◆ **Stored records**
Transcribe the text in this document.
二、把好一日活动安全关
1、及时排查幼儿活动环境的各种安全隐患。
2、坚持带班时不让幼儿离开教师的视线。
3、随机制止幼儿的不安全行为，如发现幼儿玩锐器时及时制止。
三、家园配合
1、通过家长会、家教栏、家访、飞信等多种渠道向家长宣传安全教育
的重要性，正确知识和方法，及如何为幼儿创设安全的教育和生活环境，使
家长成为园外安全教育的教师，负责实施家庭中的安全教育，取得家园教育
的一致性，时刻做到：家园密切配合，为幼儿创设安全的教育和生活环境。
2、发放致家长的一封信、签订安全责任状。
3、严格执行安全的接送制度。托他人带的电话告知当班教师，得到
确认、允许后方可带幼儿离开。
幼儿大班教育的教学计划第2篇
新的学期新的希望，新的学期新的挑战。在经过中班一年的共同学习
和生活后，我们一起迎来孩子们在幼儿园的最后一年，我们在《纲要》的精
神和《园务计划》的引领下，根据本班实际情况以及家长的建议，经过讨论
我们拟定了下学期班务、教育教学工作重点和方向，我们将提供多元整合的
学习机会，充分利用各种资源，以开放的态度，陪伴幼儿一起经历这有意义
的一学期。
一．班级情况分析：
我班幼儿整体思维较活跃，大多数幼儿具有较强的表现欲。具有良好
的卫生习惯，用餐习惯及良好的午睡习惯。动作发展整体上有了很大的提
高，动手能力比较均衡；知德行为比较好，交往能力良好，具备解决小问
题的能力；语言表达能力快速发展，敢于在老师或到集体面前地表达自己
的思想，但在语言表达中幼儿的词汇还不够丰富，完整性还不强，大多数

◆ **WRITTEN INSTRUCTION**
Reproduce the material above exactly; please quote every line of it.

◆ **EXPECTED ANSWER**
Transcribe the text in this document.
二、把好一日活动安全关
1、及时排查幼儿活动环境的各种安全隐患。
2、坚持带班时不让幼儿离开教师的视线。
3、随机制止幼儿的不安全行为，如发现幼儿玩锐器时及时制止。
三、家园配合
1、通过家长会、家教栏、家访、飞信等多种渠道向家长宣传安全教育
的重要性，正确知识和方法，及如何为幼儿创设安全的教育和生活环境，使
家长成为园外安全教育的教师，负责实施家庭中的安全教育，取得家园教育
的一致性，时刻做到：家园密切配合，为幼儿创设安全的教育和生活环境。
2、发放致家长的一封信、签订安全责任状。
3、严格执行安全的接送制度。托他人带的电话告知当班教师，得到
确认、允许后方可带幼儿离开。
幼儿大班教育的教学计划第2篇
新的学期新的希望，新的学期新的挑战。在经过中班一年的共同学习
和生活后，我们一起迎来孩子们在幼儿园的最后一年，我们在《纲要》的精
神和《园务计划》的引领下，根据本班实际情况以及家长的建议，经过讨论
我们拟定了下学期班务、教育教学工作重点和方向，我们将提供多元整合的
学习机会，充分利用各种资源，以开放的态度，陪伴幼儿一起经历这有意义
的一学期。
一．班级情况分析：
我班幼儿整体思维较活跃，大多数幼儿具有较强的表现欲。具有良好
的卫生习惯，用餐习惯及良好的午睡习惯。动作发展整体上有了很大的提
高，动手能力比较均衡；知德行为比较好，交往能力良好，具备解决小问
题的能力；语言表达能力快速发展，敢于在老师或到集体面前地表达自己
的思想，但在语言表达中幼儿的词汇还不够丰富，完整性还不强，大多数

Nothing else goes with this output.